(GIVEN PROBLEM): Reproduce each line from the records that holds "トウミョウ".

* Begin *

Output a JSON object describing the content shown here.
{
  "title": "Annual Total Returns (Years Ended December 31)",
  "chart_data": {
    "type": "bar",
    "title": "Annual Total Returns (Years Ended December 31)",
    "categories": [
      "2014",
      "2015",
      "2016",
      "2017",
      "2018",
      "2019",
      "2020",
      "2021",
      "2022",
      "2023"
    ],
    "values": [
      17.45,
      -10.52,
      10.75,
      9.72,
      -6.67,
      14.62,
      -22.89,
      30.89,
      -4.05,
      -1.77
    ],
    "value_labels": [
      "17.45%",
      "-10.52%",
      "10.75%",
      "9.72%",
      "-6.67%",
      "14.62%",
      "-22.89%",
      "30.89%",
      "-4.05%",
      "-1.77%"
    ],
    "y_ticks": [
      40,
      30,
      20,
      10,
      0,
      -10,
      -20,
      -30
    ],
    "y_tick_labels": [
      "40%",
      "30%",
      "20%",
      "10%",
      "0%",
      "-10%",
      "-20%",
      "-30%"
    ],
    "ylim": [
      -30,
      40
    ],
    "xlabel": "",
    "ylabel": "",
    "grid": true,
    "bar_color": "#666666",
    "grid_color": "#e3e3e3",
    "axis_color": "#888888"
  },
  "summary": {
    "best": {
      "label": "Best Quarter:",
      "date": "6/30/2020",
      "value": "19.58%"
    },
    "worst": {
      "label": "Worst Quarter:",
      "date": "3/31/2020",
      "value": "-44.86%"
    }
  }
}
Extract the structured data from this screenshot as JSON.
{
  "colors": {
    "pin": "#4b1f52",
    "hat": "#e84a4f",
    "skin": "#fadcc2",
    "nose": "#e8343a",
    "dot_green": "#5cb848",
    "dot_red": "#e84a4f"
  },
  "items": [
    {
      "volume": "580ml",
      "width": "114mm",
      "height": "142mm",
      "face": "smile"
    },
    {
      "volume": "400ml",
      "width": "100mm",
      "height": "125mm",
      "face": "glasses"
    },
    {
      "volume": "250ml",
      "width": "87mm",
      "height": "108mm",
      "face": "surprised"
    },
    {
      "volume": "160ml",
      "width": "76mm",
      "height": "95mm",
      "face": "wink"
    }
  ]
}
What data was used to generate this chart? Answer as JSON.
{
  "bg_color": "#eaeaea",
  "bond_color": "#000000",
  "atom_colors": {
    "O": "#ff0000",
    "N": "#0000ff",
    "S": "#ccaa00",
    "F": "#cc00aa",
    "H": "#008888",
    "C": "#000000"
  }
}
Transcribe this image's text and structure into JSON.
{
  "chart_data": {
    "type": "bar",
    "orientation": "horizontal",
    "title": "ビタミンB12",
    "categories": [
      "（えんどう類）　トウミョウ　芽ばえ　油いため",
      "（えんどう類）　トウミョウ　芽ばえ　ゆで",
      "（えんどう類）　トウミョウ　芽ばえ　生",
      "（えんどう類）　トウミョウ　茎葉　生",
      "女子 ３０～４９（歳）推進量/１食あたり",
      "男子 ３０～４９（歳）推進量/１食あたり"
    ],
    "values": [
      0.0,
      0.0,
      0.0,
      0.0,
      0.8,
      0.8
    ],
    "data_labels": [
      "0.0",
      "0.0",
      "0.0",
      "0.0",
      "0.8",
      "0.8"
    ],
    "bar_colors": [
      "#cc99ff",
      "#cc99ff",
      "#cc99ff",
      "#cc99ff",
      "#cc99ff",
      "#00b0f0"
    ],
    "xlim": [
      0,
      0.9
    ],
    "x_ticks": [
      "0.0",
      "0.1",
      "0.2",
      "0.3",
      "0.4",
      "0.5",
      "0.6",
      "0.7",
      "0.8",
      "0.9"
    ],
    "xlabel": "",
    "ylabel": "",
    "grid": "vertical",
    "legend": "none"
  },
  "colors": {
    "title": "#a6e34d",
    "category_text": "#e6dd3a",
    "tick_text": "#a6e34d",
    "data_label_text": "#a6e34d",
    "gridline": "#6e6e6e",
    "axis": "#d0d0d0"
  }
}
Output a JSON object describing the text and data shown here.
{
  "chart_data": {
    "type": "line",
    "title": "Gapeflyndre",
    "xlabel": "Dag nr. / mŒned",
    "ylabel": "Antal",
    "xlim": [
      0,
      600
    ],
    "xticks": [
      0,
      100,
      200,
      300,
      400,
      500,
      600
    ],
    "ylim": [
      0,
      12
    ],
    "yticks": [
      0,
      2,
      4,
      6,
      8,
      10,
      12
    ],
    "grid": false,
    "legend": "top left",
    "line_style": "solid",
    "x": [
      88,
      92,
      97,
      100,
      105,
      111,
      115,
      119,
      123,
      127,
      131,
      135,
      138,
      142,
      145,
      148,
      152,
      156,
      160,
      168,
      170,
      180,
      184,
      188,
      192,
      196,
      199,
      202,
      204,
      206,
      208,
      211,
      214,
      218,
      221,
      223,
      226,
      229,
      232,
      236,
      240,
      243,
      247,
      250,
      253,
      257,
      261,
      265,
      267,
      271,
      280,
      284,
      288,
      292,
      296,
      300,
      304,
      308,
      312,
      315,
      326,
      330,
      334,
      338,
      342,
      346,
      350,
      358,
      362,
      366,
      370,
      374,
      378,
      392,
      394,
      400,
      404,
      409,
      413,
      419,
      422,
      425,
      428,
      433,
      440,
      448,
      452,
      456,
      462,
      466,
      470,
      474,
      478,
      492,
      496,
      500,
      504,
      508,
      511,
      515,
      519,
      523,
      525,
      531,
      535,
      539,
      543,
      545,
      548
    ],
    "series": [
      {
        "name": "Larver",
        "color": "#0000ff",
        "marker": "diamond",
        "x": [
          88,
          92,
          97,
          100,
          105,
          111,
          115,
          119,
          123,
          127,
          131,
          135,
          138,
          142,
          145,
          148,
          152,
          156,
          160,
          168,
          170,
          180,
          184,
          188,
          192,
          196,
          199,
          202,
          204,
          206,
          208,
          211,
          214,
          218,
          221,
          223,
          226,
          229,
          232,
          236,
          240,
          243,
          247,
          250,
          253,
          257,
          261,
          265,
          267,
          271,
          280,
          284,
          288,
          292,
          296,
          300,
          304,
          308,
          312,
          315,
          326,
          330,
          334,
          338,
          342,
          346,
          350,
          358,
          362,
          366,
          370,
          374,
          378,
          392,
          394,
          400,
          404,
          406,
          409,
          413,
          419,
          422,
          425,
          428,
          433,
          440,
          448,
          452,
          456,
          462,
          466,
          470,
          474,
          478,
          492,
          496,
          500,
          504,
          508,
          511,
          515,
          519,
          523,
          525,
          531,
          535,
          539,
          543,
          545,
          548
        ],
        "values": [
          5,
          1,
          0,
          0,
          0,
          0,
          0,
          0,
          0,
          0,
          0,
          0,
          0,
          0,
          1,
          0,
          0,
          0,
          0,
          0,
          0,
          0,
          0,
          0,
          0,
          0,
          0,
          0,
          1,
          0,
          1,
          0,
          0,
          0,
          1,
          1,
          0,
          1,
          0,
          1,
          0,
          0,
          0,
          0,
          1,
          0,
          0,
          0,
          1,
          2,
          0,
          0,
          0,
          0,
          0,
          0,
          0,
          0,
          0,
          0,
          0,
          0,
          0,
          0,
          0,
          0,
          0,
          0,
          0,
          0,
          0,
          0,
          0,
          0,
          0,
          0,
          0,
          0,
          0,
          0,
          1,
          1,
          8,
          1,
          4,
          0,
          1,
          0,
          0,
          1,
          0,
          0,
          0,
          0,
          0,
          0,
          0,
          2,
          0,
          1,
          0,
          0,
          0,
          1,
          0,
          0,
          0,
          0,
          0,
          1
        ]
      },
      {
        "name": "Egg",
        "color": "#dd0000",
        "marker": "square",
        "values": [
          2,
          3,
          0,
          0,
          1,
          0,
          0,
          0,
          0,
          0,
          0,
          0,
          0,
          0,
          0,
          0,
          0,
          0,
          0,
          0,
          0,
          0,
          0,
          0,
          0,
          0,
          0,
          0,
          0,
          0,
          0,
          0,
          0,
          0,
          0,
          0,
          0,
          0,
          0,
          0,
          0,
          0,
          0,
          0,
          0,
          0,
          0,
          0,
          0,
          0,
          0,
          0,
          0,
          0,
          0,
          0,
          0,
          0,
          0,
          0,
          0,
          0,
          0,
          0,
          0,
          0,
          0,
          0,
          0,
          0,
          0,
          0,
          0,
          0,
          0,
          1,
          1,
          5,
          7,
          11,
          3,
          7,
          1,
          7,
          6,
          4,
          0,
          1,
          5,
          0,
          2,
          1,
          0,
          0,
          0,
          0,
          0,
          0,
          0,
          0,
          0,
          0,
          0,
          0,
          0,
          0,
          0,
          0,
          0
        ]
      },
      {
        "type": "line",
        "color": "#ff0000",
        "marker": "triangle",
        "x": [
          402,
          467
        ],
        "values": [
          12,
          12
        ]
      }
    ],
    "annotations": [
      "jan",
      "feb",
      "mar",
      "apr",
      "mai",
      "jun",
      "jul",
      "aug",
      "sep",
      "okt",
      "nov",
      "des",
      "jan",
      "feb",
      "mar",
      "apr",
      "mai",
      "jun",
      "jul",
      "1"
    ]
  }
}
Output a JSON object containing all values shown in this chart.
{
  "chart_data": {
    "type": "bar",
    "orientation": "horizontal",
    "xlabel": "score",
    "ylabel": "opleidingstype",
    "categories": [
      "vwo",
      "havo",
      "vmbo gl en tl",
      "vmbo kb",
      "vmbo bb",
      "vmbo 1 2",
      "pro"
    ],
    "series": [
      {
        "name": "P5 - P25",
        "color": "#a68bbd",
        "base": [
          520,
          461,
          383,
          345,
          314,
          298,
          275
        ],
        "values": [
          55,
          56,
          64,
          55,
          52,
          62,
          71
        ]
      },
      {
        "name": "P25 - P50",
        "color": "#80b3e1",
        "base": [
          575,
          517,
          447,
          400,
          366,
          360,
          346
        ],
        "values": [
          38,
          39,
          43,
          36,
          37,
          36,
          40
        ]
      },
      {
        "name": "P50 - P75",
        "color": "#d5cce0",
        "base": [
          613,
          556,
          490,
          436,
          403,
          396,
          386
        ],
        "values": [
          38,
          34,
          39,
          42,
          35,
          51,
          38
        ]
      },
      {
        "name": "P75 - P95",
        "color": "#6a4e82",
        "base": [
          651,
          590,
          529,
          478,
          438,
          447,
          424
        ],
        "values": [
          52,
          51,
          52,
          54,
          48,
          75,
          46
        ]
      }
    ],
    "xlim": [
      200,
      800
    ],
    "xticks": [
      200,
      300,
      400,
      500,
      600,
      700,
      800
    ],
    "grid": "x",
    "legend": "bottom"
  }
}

* End *

(OUTPUT FOR THIS TASK):
      "（えんどう類）　トウミョウ　芽ばえ　油いため",
      "（えんどう類）　トウミョウ　芽ばえ　ゆで",
      "（えんどう類）　トウミョウ　芽ばえ　生",
      "（えんどう類）　トウミョウ　茎葉　生",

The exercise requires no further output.